- [TASK]:
Sift the listing for lines that hold the string "division" and pull them out.

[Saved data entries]
§

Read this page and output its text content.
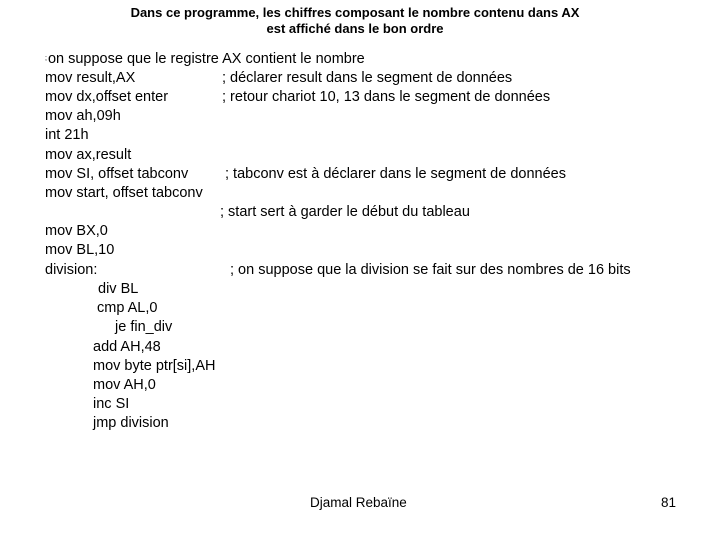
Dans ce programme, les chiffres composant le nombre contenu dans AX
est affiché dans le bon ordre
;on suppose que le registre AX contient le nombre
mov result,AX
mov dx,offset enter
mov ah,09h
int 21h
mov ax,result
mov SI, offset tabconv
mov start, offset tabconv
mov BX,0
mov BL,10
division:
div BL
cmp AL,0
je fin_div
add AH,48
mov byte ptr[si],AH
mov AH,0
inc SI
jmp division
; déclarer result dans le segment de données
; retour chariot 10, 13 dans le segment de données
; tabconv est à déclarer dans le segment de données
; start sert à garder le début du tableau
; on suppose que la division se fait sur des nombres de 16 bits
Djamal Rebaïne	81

§

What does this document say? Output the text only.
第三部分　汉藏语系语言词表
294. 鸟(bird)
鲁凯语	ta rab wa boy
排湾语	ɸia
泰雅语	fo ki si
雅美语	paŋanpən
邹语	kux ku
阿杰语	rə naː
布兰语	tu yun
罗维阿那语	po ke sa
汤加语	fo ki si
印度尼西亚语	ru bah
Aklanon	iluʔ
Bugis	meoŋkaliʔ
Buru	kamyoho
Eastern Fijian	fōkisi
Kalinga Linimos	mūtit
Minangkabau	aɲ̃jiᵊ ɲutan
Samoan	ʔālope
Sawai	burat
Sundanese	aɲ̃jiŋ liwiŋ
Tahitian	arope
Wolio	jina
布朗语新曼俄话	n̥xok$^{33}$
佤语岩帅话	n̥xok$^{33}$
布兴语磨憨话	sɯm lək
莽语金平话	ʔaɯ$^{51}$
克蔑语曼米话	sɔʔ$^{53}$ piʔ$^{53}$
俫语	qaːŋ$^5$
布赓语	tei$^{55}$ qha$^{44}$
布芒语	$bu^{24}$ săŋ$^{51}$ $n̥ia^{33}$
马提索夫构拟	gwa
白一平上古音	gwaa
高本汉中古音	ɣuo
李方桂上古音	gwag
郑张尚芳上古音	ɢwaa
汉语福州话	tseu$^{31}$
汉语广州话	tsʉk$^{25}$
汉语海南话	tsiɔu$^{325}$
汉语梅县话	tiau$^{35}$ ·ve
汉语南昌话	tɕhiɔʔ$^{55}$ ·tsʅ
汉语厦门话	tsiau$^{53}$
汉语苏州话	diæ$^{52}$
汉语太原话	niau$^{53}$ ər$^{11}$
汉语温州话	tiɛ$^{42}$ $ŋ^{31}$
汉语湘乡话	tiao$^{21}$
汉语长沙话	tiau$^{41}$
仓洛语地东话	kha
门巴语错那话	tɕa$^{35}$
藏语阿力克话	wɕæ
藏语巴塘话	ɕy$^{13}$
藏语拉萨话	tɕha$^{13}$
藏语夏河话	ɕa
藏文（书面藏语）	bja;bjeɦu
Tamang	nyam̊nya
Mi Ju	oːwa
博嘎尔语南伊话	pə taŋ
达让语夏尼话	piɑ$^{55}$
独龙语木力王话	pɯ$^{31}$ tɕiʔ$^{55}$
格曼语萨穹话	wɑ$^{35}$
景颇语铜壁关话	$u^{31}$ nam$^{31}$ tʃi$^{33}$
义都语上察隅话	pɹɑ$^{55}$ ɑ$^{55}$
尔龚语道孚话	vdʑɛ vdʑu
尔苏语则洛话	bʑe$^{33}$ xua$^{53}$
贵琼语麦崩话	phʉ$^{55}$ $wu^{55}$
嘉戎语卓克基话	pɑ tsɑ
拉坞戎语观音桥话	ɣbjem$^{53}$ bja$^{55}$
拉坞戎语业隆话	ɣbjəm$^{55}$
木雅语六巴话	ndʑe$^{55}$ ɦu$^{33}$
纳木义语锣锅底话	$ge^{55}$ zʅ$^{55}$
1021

§

- [ANSWER TO THIS PROBLEM]:
division:
jmp division
; on suppose que la division se fait sur des nombres de 16 bits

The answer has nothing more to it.